» **WHAT YOU NEED TO DO**:
An exact copy of the records is required, minus the pictures they hold.

# Start of RECORD SET

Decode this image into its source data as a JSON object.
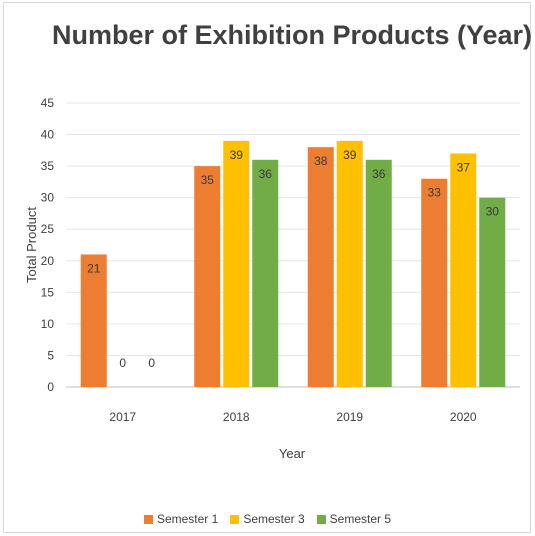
{
  "chart_data": {
    "type": "bar",
    "title": "Number of Exhibition Products (Year)",
    "xlabel": "Year",
    "ylabel": "Total Product",
    "categories": [
      "2017",
      "2018",
      "2019",
      "2020"
    ],
    "series": [
      {
        "name": "Semester 1",
        "color": "#ed7d31",
        "values": [
          21,
          35,
          38,
          33
        ]
      },
      {
        "name": "Semester 3",
        "color": "#ffc000",
        "values": [
          0,
          39,
          39,
          37
        ]
      },
      {
        "name": "Semester 5",
        "color": "#70ad47",
        "values": [
          0,
          36,
          36,
          30
        ]
      }
    ],
    "ylim": [
      0,
      45
    ],
    "yticks": [
      0,
      5,
      10,
      15,
      20,
      25,
      30,
      35,
      40,
      45
    ],
    "grid": true,
    "legend_position": "bottom"
  }
}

# End of RECORD SET

» **PROBLEM SOLUTION**:
Decode this image into its source data as a JSON object.
{
  "chart_data": {
    "type": "bar",
    "title": "Number of Exhibition Products (Year)",
    "xlabel": "Year",
    "ylabel": "Total Product",
    "categories": [
      "2017",
      "2018",
      "2019",
      "2020"
    ],
    "series": [
      {
        "name": "Semester 1",
        "color": "#ed7d31",
        "values": [
          21,
          35,
          38,
          33
        ]
      },
      {
        "name": "Semester 3",
        "color": "#ffc000",
        "values": [
          0,
          39,
          39,
          37
        ]
      },
      {
        "name": "Semester 5",
        "color": "#70ad47",
        "values": [
          0,
          36,
          36,
          30
        ]
      }
    ],
    "ylim": [
      0,
      45
    ],
    "yticks": [
      0,
      5,
      10,
      15,
      20,
      25,
      30,
      35,
      40,
      45
    ],
    "grid": true,
    "legend_position": "bottom"
  }
}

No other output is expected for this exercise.